Extracted material —
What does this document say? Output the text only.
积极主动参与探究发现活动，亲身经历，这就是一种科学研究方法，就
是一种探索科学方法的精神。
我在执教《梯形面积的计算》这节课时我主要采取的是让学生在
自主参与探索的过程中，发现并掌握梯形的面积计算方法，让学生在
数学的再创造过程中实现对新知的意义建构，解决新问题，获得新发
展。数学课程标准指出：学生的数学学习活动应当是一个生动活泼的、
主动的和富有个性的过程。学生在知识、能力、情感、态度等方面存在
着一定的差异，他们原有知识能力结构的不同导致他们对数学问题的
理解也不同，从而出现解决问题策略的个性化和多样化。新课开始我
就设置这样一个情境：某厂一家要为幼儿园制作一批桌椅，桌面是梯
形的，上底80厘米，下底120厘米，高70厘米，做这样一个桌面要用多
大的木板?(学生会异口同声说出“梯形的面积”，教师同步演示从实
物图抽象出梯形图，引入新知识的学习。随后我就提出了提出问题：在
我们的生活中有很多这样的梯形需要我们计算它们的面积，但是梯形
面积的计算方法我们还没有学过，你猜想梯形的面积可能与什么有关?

Task requirements —
Each line of the material should be duplicated exactly, please.

Output for this exercise —
What does this document say? Output the text only.
积极主动参与探究发现活动，亲身经历，这就是一种科学研究方法，就
是一种探索科学方法的精神。
我在执教《梯形面积的计算》这节课时我主要采取的是让学生在
自主参与探索的过程中，发现并掌握梯形的面积计算方法，让学生在
数学的再创造过程中实现对新知的意义建构，解决新问题，获得新发
展。数学课程标准指出：学生的数学学习活动应当是一个生动活泼的、
主动的和富有个性的过程。学生在知识、能力、情感、态度等方面存在
着一定的差异，他们原有知识能力结构的不同导致他们对数学问题的
理解也不同，从而出现解决问题策略的个性化和多样化。新课开始我
就设置这样一个情境：某厂一家要为幼儿园制作一批桌椅，桌面是梯
形的，上底80厘米，下底120厘米，高70厘米，做这样一个桌面要用多
大的木板?(学生会异口同声说出“梯形的面积”，教师同步演示从实
物图抽象出梯形图，引入新知识的学习。随后我就提出了提出问题：在
我们的生活中有很多这样的梯形需要我们计算它们的面积，但是梯形
面积的计算方法我们还没有学过，你猜想梯形的面积可能与什么有关?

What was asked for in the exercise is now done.